Extracted records
○ ○ ○ ○

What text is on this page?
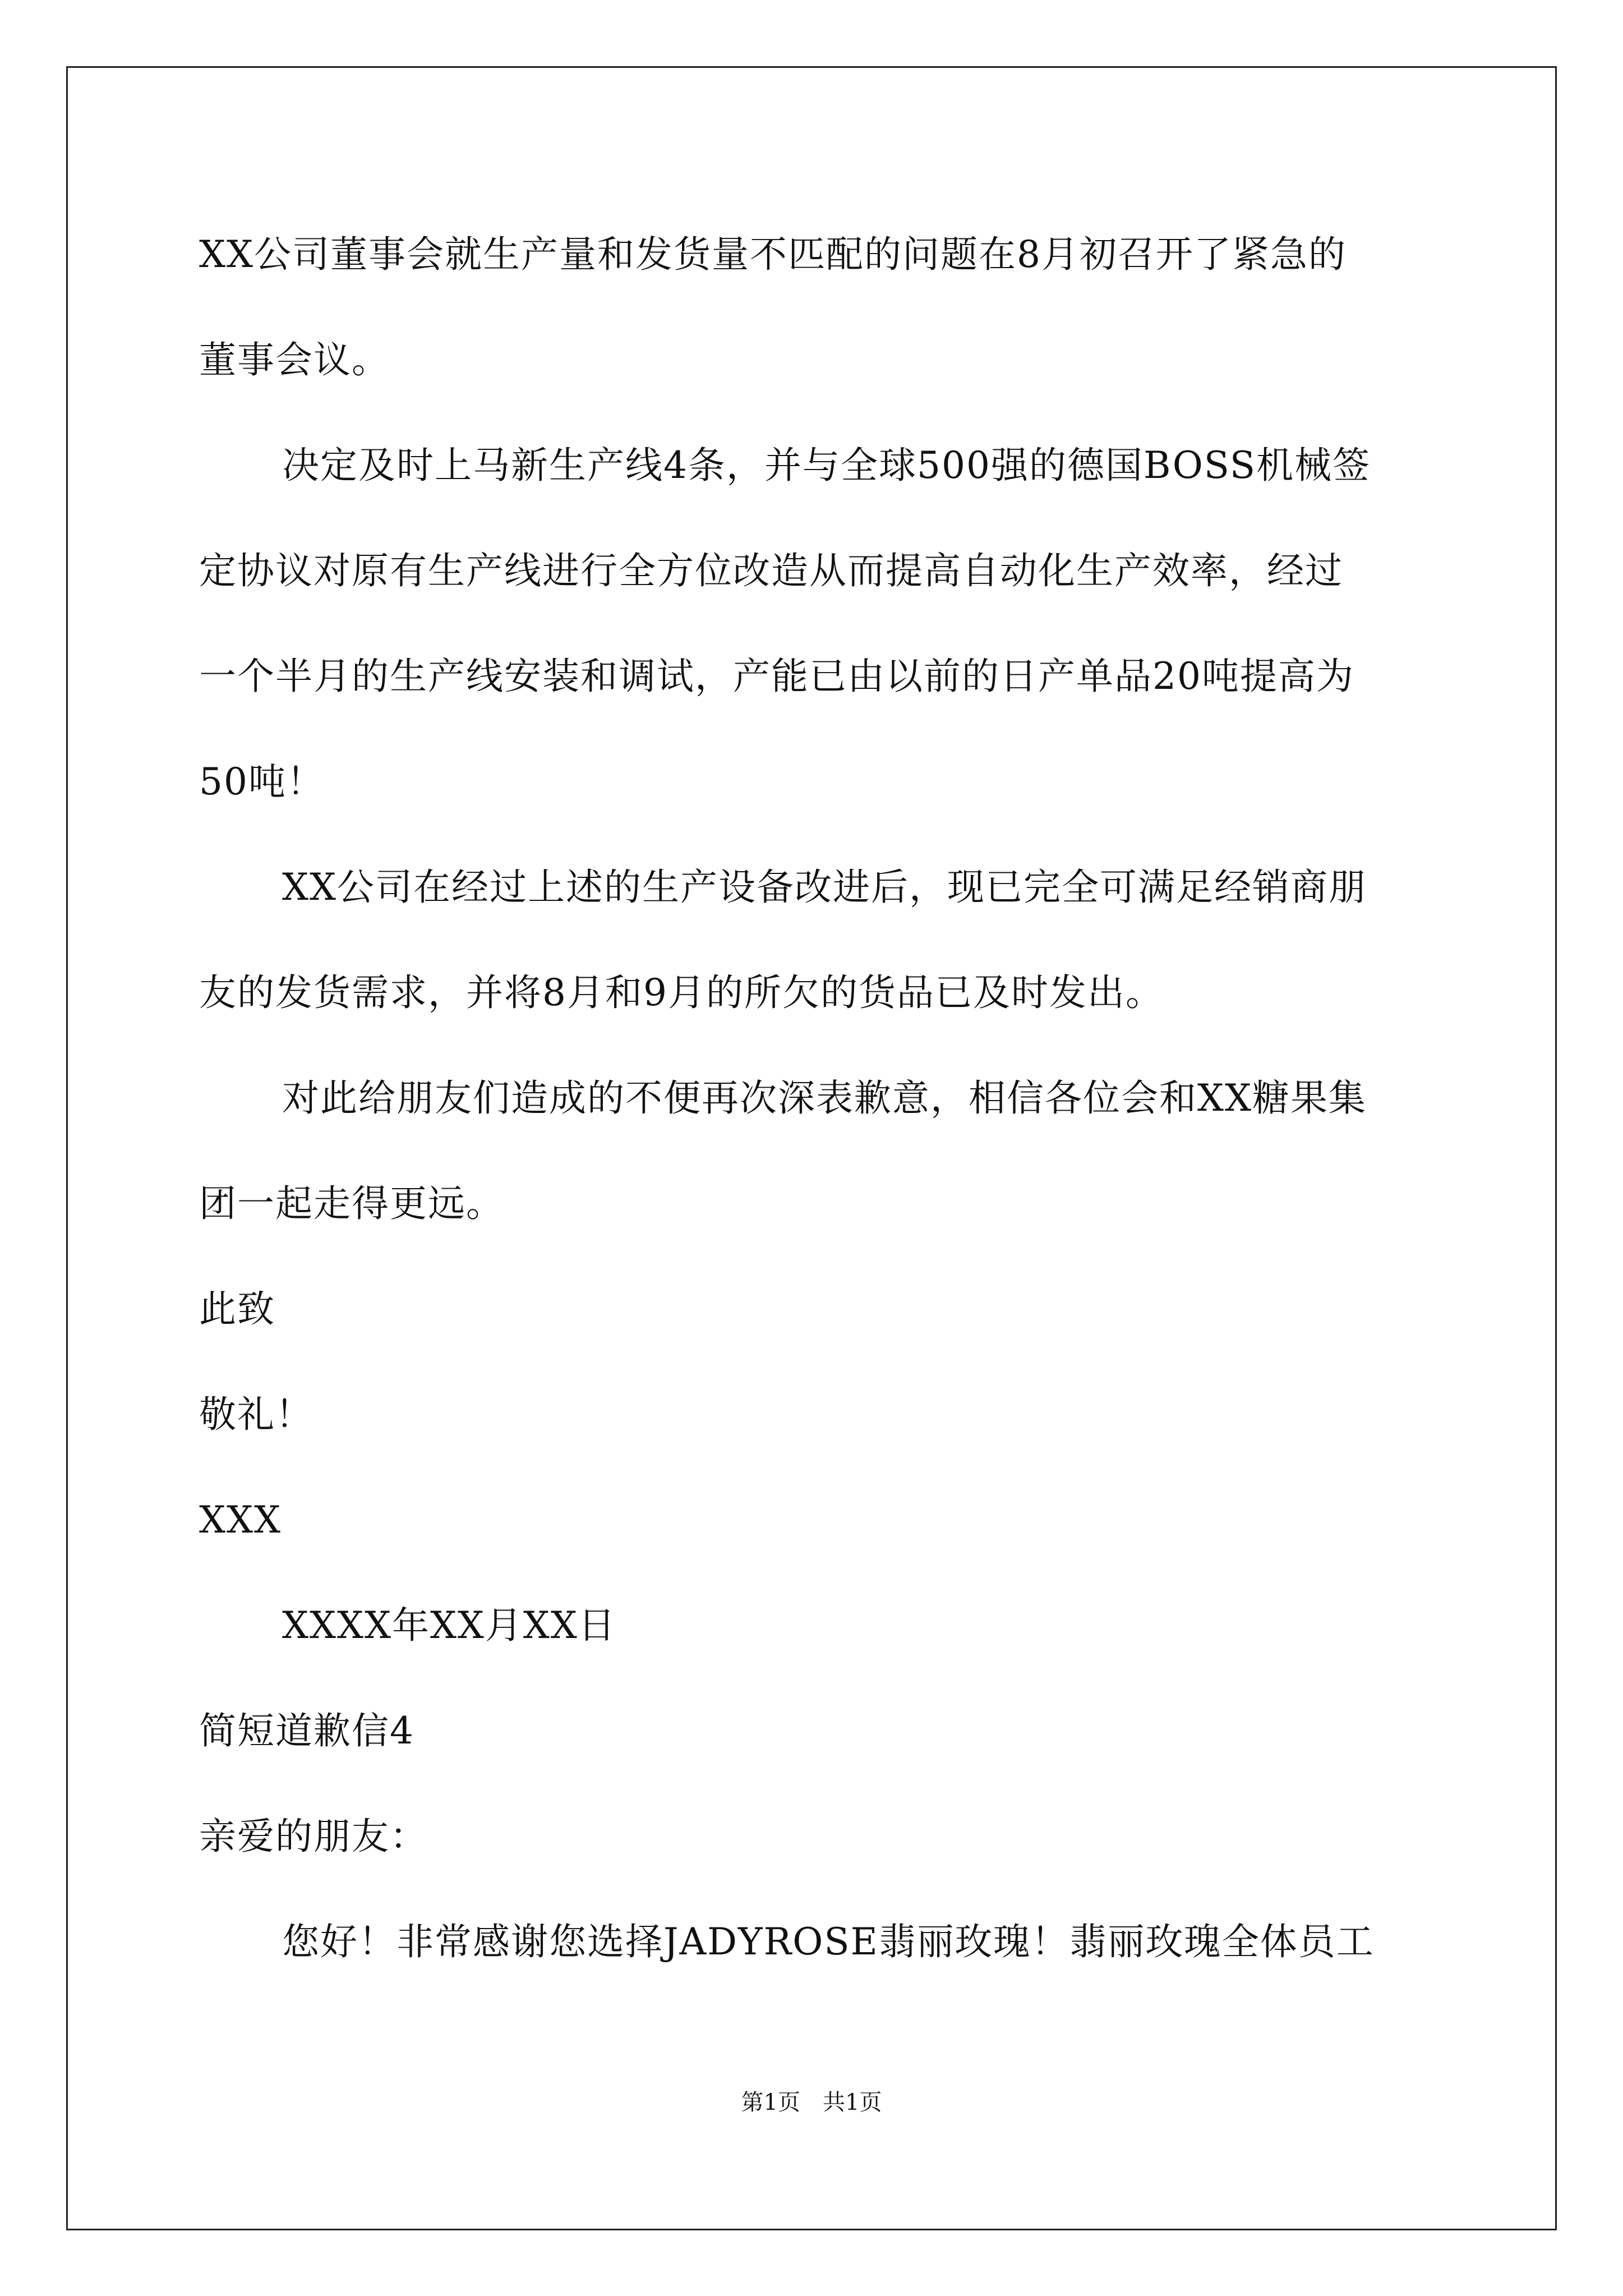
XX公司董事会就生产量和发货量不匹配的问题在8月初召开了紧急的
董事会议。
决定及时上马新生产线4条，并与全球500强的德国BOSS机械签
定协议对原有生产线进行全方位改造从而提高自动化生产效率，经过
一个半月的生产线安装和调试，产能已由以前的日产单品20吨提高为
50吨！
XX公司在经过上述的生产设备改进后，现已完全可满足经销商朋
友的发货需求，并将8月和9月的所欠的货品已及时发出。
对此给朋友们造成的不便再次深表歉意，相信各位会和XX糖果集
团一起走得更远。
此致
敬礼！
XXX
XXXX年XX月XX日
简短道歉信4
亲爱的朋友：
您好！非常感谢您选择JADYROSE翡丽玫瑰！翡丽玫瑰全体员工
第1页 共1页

○ ○ ○ ○

Requirements
What you return should match the records above word for word, minus the pictures.

Response to the task
What text is on this page?
XX公司董事会就生产量和发货量不匹配的问题在8月初召开了紧急的
董事会议。
决定及时上马新生产线4条，并与全球500强的德国BOSS机械签
定协议对原有生产线进行全方位改造从而提高自动化生产效率，经过
一个半月的生产线安装和调试，产能已由以前的日产单品20吨提高为
50吨！
XX公司在经过上述的生产设备改进后，现已完全可满足经销商朋
友的发货需求，并将8月和9月的所欠的货品已及时发出。
对此给朋友们造成的不便再次深表歉意，相信各位会和XX糖果集
团一起走得更远。
此致
敬礼！
XXX
XXXX年XX月XX日
简短道歉信4
亲爱的朋友：
您好！非常感谢您选择JADYROSE翡丽玫瑰！翡丽玫瑰全体员工
第1页 共1页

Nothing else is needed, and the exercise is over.